- OBJECTIVE: Pull every "있습니다" line out of the data below.

══ ENTRIES SHOWN ══

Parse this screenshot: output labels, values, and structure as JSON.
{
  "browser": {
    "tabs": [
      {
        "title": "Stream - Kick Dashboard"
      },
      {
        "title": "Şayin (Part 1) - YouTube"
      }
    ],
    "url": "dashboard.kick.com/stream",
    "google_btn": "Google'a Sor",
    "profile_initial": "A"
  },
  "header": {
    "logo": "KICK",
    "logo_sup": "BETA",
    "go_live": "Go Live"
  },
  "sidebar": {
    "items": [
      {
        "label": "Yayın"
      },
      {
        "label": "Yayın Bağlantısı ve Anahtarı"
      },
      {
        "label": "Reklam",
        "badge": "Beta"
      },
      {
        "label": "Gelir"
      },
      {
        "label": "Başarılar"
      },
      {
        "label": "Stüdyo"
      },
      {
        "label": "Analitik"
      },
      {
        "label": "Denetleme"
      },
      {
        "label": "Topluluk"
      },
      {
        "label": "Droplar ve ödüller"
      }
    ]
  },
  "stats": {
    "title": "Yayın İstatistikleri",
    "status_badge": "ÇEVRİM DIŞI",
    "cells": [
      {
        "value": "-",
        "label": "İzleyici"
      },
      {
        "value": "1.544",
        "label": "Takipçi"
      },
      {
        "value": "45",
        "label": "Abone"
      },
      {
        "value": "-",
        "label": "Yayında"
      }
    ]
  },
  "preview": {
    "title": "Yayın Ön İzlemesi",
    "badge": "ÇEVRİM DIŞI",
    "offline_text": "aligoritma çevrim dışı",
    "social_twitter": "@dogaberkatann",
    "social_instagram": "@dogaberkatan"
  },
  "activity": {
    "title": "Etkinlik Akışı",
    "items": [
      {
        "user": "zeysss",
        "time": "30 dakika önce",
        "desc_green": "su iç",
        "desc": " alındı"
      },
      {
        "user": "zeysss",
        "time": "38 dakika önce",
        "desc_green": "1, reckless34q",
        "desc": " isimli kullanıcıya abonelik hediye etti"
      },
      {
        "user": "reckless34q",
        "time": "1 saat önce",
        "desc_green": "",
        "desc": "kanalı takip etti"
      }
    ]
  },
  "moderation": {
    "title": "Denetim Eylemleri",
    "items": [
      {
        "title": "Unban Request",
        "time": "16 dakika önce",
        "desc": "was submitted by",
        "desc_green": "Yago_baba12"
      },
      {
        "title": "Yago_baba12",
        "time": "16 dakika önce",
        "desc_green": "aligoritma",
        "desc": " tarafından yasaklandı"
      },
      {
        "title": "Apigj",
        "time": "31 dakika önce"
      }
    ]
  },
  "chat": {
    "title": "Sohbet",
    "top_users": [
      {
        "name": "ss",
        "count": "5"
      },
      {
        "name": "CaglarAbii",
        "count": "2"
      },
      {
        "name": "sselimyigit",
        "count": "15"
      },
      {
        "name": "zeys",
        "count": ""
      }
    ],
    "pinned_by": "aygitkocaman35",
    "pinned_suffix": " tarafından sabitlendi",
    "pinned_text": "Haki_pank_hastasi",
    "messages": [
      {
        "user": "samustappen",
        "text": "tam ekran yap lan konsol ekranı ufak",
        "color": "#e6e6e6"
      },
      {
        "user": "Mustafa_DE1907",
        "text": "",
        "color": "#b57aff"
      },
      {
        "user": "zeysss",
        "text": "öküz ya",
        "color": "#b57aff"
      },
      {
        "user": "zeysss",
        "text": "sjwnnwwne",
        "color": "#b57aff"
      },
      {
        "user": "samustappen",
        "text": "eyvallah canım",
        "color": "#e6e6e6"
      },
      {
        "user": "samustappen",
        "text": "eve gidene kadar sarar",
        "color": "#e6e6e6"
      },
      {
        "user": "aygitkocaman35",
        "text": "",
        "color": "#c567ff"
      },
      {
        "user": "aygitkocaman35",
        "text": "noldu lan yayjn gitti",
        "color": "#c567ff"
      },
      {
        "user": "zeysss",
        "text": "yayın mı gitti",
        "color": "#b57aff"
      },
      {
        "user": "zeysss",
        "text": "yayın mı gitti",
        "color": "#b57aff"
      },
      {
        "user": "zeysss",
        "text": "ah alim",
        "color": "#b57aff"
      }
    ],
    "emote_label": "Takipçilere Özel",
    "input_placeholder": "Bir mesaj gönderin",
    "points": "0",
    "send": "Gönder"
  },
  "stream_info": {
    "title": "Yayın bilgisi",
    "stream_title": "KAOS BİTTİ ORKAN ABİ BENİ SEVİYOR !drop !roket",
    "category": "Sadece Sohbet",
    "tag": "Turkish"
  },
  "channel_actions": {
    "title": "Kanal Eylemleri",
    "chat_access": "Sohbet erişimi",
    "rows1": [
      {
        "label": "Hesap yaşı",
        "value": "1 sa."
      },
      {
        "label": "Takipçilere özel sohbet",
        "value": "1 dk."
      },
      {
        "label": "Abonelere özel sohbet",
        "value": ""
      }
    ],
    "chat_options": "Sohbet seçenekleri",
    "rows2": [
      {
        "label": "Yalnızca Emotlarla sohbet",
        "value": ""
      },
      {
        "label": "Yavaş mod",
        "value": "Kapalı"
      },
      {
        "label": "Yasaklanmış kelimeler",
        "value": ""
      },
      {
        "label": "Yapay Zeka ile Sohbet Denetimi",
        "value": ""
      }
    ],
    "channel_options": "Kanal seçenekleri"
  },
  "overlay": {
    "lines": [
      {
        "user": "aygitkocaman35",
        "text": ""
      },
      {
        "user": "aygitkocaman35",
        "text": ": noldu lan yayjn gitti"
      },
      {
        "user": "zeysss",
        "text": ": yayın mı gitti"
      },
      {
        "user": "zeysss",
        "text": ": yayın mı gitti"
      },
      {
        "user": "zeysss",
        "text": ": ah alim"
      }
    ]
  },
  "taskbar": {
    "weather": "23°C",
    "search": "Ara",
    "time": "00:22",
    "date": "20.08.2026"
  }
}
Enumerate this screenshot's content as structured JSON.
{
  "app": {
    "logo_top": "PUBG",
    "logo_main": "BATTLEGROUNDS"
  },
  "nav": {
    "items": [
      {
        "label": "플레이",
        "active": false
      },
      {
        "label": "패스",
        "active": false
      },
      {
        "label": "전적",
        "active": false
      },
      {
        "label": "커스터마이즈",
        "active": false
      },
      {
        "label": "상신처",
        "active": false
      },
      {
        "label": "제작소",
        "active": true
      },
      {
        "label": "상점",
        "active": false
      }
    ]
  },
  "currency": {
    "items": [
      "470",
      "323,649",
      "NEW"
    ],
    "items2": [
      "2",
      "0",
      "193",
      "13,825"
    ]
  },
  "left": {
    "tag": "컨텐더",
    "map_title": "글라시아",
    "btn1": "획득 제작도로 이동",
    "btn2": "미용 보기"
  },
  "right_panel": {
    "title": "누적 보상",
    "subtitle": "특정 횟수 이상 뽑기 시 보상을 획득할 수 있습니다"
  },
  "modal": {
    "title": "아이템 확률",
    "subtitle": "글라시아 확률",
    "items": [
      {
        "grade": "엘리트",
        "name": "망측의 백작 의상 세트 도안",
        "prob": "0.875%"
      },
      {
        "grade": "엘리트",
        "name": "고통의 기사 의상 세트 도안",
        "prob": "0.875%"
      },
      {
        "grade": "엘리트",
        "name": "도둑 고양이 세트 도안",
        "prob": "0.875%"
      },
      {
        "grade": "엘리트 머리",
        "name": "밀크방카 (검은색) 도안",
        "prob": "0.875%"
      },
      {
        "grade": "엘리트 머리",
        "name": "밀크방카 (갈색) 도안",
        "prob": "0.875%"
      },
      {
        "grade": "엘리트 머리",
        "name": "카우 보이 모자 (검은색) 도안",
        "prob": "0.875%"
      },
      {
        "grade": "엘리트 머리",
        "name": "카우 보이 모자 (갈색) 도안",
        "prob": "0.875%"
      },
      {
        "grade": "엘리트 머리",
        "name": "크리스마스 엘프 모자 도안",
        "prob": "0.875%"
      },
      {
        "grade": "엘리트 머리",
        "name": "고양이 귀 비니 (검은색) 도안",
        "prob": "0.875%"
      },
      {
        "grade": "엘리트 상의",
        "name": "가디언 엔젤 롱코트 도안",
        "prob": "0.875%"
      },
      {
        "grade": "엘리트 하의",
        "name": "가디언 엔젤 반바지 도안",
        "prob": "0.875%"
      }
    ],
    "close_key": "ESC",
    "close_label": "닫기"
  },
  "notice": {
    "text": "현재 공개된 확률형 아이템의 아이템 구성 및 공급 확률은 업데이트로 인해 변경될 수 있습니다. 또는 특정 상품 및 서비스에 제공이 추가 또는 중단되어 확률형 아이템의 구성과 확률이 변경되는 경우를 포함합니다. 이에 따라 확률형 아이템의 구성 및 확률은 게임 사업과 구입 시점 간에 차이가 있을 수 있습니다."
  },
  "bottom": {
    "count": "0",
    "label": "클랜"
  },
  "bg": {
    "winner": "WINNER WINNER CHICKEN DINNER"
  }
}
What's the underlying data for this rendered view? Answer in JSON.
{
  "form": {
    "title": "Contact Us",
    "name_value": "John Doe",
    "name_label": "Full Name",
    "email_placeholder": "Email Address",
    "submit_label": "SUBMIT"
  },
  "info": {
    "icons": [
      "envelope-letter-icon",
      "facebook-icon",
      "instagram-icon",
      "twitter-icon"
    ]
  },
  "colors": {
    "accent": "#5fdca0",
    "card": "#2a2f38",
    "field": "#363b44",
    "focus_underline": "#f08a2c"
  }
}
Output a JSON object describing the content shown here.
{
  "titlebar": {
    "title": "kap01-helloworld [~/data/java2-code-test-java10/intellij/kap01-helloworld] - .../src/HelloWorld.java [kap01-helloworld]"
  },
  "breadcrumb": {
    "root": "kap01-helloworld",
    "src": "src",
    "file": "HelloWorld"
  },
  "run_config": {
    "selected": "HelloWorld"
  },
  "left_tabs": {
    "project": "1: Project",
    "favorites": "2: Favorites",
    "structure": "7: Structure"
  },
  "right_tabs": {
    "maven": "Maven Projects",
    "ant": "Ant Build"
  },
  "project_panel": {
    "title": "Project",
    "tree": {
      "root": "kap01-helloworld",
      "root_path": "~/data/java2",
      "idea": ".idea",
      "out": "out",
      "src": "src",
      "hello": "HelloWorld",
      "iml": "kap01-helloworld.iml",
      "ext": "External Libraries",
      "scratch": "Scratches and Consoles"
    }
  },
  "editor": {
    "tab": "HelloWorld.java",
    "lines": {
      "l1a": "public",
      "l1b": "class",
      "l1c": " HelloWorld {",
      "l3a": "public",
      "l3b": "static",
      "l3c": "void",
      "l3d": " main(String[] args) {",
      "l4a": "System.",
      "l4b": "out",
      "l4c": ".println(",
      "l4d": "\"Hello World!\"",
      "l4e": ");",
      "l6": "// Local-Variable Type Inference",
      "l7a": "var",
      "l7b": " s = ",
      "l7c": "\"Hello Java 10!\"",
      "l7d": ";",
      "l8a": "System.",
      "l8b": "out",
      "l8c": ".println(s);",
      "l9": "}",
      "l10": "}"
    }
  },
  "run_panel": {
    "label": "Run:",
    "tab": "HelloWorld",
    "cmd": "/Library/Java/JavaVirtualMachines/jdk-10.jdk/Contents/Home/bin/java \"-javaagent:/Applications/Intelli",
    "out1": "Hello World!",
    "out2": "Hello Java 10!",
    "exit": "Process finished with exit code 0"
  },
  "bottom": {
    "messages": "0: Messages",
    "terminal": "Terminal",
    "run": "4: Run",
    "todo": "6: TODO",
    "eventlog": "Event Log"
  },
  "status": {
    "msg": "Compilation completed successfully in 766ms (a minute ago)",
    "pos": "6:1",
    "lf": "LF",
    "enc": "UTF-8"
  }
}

═══

- WRITTEN ANSWER:
    "subtitle": "특정 횟수 이상 뽑기 시 보상을 획득할 수 있습니다"
    "text": "현재 공개된 확률형 아이템의 아이템 구성 및 공급 확률은 업데이트로 인해 변경될 수 있습니다. 또는 특정 상품 및 서비스에 제공이 추가 또는 중단되어 확률형 아이템의 구성과 확률이 변경되는 경우를 포함합니다. 이에 따라 확률형 아이템의 구성 및 확률은 게임 사업과 구입 시점 간에 차이가 있을 수 있습니다."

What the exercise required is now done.